Given request:
Copy the listing below character for character, starting with its first line and going on through the line that contains "page-title: 群聊 xyxy=(73,66,131,99)", with that line included. Output only those lines.

= = =

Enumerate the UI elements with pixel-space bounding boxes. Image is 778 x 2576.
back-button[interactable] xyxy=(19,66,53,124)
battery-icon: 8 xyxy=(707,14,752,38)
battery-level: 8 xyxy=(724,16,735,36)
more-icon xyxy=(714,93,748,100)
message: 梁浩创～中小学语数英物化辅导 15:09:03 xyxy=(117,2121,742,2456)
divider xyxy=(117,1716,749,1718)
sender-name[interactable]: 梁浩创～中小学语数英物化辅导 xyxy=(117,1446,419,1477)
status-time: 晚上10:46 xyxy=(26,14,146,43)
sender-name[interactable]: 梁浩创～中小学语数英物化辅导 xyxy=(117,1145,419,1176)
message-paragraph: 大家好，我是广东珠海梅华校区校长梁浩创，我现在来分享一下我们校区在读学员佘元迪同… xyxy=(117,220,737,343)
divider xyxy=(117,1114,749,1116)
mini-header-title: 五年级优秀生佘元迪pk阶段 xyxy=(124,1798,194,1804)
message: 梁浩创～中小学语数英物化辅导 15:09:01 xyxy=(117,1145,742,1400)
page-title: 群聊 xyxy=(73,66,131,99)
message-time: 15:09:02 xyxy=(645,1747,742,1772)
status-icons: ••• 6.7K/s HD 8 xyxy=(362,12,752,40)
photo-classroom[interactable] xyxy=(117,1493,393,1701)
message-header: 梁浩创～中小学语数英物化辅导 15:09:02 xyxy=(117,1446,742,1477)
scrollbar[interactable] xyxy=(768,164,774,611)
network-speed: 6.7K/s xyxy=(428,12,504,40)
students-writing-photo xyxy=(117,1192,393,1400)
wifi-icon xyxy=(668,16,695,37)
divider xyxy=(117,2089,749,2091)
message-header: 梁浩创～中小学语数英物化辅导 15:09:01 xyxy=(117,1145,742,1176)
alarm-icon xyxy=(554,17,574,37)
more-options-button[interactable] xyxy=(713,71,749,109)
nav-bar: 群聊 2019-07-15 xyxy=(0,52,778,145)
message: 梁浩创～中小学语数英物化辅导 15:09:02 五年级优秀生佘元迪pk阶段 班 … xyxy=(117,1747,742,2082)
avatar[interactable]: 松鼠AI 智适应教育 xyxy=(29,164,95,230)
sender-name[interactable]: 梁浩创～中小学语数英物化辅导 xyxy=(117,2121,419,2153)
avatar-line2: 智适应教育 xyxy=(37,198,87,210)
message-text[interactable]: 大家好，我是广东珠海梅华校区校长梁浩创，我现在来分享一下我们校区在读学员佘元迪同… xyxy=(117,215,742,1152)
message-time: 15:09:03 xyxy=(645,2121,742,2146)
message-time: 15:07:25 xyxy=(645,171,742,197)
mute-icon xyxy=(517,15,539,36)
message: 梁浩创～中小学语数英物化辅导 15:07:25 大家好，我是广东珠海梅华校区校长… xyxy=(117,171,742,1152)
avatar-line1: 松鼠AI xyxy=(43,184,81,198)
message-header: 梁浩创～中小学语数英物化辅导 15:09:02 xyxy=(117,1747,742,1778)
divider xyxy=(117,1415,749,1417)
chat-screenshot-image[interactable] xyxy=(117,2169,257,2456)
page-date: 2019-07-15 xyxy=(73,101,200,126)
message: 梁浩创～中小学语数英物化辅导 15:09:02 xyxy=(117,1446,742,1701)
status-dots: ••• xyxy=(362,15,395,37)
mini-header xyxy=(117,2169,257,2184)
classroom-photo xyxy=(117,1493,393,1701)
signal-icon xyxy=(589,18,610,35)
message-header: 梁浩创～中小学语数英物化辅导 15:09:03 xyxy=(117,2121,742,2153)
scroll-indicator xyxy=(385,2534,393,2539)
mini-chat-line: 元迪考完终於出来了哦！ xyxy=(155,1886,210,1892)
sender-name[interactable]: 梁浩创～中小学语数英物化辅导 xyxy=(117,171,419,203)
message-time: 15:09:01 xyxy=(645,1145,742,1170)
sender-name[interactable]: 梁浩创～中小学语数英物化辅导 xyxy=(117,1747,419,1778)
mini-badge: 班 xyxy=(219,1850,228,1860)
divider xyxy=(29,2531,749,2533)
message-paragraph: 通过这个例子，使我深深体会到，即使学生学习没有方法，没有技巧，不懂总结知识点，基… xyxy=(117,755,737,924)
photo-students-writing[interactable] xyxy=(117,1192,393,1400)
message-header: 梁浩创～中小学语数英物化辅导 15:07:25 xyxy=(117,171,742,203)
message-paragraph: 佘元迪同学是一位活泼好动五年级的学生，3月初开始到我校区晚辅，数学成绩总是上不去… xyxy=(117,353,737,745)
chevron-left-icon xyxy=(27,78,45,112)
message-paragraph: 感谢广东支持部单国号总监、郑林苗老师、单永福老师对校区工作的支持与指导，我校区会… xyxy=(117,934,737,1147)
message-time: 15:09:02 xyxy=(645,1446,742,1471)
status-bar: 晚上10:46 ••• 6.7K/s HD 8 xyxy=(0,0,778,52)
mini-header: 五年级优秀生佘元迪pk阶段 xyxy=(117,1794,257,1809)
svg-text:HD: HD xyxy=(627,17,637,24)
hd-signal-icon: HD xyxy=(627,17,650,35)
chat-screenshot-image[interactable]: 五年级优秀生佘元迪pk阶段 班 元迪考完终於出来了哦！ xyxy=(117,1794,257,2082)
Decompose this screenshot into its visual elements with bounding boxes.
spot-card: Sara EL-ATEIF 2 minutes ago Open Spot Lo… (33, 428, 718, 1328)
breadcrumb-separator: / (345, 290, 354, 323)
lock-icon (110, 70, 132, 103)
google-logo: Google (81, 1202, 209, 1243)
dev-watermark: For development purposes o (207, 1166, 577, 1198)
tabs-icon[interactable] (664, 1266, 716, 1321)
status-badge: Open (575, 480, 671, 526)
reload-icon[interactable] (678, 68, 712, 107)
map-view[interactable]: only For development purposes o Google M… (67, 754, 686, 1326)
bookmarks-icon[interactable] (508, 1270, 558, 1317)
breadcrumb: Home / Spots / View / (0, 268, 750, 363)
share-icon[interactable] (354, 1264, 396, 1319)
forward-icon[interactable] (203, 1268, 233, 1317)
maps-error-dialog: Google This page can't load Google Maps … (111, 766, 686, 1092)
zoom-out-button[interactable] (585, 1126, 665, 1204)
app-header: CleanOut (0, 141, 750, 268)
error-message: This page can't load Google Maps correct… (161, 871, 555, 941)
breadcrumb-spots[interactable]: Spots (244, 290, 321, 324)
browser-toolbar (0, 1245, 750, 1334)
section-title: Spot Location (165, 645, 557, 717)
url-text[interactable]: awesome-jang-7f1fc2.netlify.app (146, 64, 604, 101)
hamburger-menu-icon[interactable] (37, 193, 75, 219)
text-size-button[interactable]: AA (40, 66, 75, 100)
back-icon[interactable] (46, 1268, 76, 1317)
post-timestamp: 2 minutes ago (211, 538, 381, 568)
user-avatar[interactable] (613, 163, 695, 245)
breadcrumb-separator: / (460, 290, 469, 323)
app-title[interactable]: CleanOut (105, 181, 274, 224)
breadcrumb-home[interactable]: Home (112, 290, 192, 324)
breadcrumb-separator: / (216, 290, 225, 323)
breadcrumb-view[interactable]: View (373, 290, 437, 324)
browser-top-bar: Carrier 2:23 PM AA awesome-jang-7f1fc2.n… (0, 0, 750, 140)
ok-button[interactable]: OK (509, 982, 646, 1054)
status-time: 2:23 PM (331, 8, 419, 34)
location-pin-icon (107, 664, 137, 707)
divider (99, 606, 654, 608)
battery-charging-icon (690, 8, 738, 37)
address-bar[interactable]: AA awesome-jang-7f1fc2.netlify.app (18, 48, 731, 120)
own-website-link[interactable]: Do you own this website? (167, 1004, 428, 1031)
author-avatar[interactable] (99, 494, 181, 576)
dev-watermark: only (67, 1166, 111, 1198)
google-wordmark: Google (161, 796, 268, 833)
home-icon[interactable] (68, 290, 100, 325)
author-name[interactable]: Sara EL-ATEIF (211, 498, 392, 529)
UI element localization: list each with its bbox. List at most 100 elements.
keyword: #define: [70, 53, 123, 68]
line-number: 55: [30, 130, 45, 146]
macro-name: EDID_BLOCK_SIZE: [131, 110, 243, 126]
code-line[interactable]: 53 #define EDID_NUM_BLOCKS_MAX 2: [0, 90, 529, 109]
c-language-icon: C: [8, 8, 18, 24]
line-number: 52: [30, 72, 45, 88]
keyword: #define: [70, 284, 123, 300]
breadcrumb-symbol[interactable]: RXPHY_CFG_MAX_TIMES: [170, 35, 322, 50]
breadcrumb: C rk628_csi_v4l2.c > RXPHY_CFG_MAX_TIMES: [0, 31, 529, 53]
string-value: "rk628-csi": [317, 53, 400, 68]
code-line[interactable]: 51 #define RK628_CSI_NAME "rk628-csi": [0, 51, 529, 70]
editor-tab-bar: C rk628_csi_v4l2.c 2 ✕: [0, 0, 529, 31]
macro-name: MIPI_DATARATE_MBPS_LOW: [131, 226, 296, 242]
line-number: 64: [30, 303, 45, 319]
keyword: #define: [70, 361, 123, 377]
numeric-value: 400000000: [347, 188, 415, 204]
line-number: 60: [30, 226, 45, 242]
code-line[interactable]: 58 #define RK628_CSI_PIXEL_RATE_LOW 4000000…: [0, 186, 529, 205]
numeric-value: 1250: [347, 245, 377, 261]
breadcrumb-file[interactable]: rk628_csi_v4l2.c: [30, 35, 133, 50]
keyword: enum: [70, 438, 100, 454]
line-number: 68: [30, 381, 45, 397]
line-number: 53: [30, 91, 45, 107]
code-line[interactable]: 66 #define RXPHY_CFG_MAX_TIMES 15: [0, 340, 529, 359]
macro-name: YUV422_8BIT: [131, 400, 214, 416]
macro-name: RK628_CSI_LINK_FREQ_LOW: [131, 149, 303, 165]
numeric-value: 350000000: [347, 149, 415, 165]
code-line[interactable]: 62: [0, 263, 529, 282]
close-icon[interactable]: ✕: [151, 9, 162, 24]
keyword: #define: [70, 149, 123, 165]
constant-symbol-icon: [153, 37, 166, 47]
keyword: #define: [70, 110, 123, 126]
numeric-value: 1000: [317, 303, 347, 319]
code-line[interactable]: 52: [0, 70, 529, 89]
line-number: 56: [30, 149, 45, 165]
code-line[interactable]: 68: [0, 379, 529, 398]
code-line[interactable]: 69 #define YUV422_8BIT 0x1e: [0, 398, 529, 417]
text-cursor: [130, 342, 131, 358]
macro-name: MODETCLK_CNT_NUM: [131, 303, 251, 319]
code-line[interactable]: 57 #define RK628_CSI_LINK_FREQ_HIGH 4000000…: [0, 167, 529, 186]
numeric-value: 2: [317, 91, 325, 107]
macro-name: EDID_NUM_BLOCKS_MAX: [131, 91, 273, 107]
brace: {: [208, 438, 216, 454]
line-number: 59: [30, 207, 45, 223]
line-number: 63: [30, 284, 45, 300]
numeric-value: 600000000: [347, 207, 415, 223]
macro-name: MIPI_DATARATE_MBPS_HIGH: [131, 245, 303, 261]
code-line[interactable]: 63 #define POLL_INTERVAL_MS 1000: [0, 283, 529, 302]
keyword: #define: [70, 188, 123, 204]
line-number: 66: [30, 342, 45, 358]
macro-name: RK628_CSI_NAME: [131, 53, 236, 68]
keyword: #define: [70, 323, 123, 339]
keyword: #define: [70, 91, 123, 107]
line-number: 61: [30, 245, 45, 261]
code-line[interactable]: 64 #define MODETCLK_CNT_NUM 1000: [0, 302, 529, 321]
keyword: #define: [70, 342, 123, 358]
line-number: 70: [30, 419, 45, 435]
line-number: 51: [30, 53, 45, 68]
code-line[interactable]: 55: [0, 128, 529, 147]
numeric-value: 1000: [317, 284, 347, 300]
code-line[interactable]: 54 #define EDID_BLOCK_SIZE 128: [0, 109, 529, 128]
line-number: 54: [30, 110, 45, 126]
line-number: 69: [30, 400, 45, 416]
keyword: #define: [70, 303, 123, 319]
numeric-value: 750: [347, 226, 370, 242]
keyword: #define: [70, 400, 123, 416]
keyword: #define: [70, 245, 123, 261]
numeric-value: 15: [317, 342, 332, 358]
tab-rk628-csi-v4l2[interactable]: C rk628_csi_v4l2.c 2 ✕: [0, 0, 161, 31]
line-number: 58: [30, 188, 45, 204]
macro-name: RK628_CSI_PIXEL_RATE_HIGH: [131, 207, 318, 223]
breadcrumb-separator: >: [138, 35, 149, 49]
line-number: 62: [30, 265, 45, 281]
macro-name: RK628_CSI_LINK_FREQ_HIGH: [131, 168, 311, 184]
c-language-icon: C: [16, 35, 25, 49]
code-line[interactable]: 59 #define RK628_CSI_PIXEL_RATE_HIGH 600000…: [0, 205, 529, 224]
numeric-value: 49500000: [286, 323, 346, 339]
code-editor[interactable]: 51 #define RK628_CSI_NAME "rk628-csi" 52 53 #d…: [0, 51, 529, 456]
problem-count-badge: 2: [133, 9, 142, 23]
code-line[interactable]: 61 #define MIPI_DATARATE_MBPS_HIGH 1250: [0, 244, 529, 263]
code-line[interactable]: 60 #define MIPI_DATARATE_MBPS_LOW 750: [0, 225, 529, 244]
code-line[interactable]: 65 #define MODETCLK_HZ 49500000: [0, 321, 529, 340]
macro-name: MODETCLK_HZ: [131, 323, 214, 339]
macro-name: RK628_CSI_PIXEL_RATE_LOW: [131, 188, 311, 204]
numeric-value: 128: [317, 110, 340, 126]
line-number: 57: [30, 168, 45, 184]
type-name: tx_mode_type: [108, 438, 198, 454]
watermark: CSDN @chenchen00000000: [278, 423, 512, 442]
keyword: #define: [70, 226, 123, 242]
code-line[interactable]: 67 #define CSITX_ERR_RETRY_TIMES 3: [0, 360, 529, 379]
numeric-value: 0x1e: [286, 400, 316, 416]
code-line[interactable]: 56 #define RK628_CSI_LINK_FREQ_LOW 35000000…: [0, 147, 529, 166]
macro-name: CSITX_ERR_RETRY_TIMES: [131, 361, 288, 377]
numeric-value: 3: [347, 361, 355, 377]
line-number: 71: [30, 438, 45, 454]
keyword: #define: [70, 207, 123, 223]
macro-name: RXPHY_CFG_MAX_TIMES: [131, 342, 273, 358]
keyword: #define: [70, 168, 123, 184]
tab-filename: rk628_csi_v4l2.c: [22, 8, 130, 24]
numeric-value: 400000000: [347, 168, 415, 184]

= = =

The result:
Enumerate the UI elements with pixel-space bounding boxes. Image is 778 x 2576.
back-button[interactable] xyxy=(19,66,53,124)
battery-icon: 8 xyxy=(707,14,752,38)
battery-level: 8 xyxy=(724,16,735,36)
more-icon xyxy=(714,93,748,100)
message: 梁浩创～中小学语数英物化辅导 15:09:03 xyxy=(117,2121,742,2456)
divider xyxy=(117,1716,749,1718)
sender-name[interactable]: 梁浩创～中小学语数英物化辅导 xyxy=(117,1446,419,1477)
status-time: 晚上10:46 xyxy=(26,14,146,43)
sender-name[interactable]: 梁浩创～中小学语数英物化辅导 xyxy=(117,1145,419,1176)
message-paragraph: 大家好，我是广东珠海梅华校区校长梁浩创，我现在来分享一下我们校区在读学员佘元迪同… xyxy=(117,220,737,343)
divider xyxy=(117,1114,749,1116)
mini-header-title: 五年级优秀生佘元迪pk阶段 xyxy=(124,1798,194,1804)
message: 梁浩创～中小学语数英物化辅导 15:09:01 xyxy=(117,1145,742,1400)
page-title: 群聊 xyxy=(73,66,131,99)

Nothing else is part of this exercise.